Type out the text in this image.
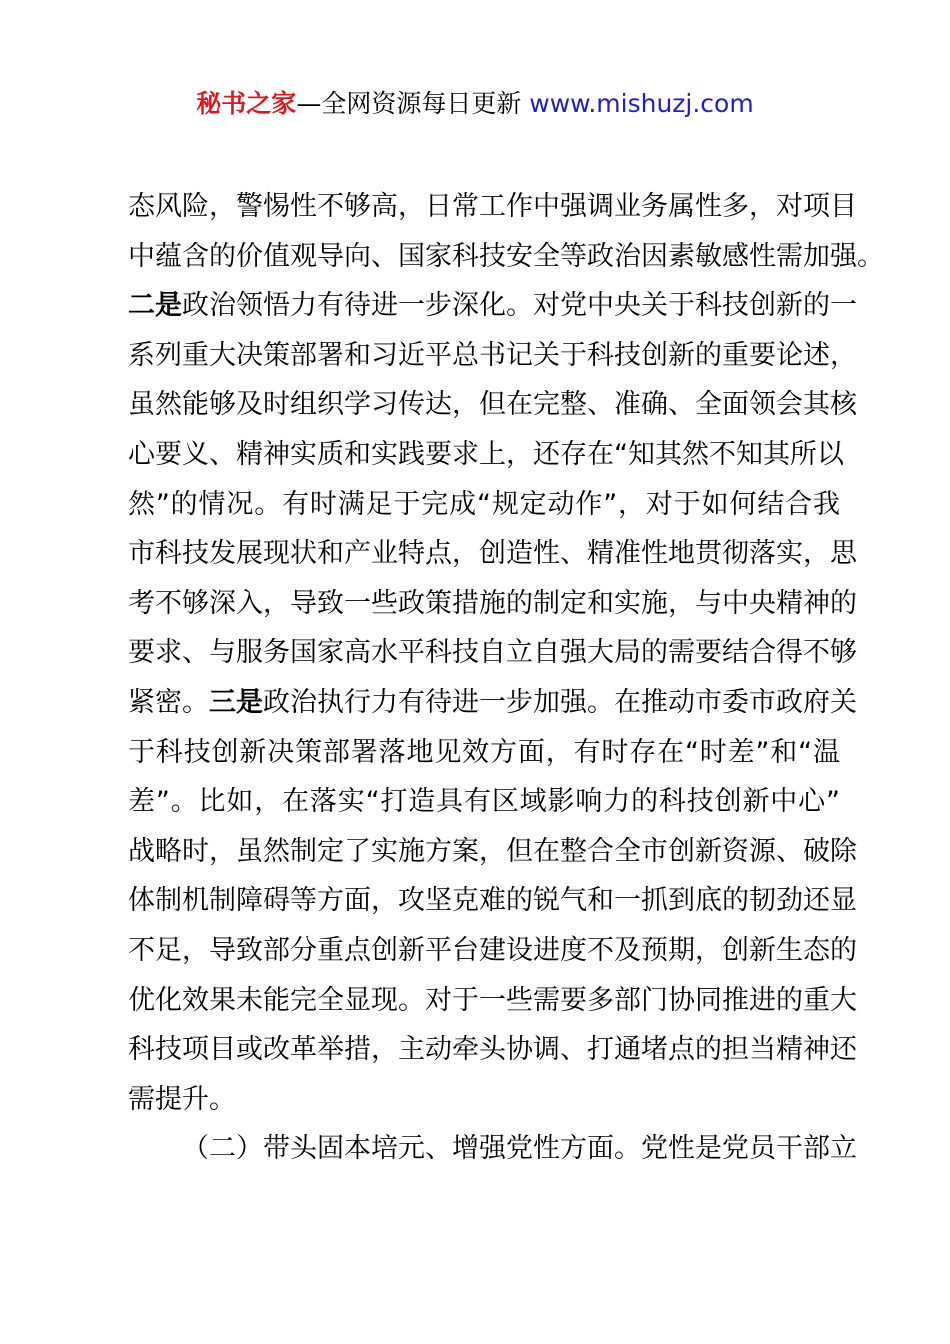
秘书之家—全网资源每日更新 www.mishuzj.com
态风险，警惕性不够高，日常工作中强调业务属性多，对项目
中蕴含的价值观导向、国家科技安全等政治因素敏感性需加强。
二是政治领悟力有待进一步深化。对党中央关于科技创新的一
系列重大决策部署和习近平总书记关于科技创新的重要论述，
虽然能够及时组织学习传达，但在完整、准确、全面领会其核
心要义、精神实质和实践要求上，还存在“知其然不知其所以
然”的情况。有时满足于完成“规定动作”，对于如何结合我
市科技发展现状和产业特点，创造性、精准性地贯彻落实，思
考不够深入，导致一些政策措施的制定和实施，与中央精神的
要求、与服务国家高水平科技自立自强大局的需要结合得不够
紧密。三是政治执行力有待进一步加强。在推动市委市政府关
于科技创新决策部署落地见效方面，有时存在“时差”和“温
差”。比如，在落实“打造具有区域影响力的科技创新中心”
战略时，虽然制定了实施方案，但在整合全市创新资源、破除
体制机制障碍等方面，攻坚克难的锐气和一抓到底的韧劲还显
不足，导致部分重点创新平台建设进度不及预期，创新生态的
优化效果未能完全显现。对于一些需要多部门协同推进的重大
科技项目或改革举措，主动牵头协调、打通堵点的担当精神还
需提升。
（二）带头固本培元、增强党性方面。党性是党员干部立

= = =

◆ **EXERCISE REQUIREMENTS**: Repeat the data in full and exactly. Omit pictures.

◆ **EXERCISE RESULT**:
Type out the text in this image.
秘书之家—全网资源每日更新 www.mishuzj.com
态风险，警惕性不够高，日常工作中强调业务属性多，对项目
中蕴含的价值观导向、国家科技安全等政治因素敏感性需加强。
二是政治领悟力有待进一步深化。对党中央关于科技创新的一
系列重大决策部署和习近平总书记关于科技创新的重要论述，
虽然能够及时组织学习传达，但在完整、准确、全面领会其核
心要义、精神实质和实践要求上，还存在“知其然不知其所以
然”的情况。有时满足于完成“规定动作”，对于如何结合我
市科技发展现状和产业特点，创造性、精准性地贯彻落实，思
考不够深入，导致一些政策措施的制定和实施，与中央精神的
要求、与服务国家高水平科技自立自强大局的需要结合得不够
紧密。三是政治执行力有待进一步加强。在推动市委市政府关
于科技创新决策部署落地见效方面，有时存在“时差”和“温
差”。比如，在落实“打造具有区域影响力的科技创新中心”
战略时，虽然制定了实施方案，但在整合全市创新资源、破除
体制机制障碍等方面，攻坚克难的锐气和一抓到底的韧劲还显
不足，导致部分重点创新平台建设进度不及预期，创新生态的
优化效果未能完全显现。对于一些需要多部门协同推进的重大
科技项目或改革举措，主动牵头协调、打通堵点的担当精神还
需提升。
（二）带头固本培元、增强党性方面。党性是党员干部立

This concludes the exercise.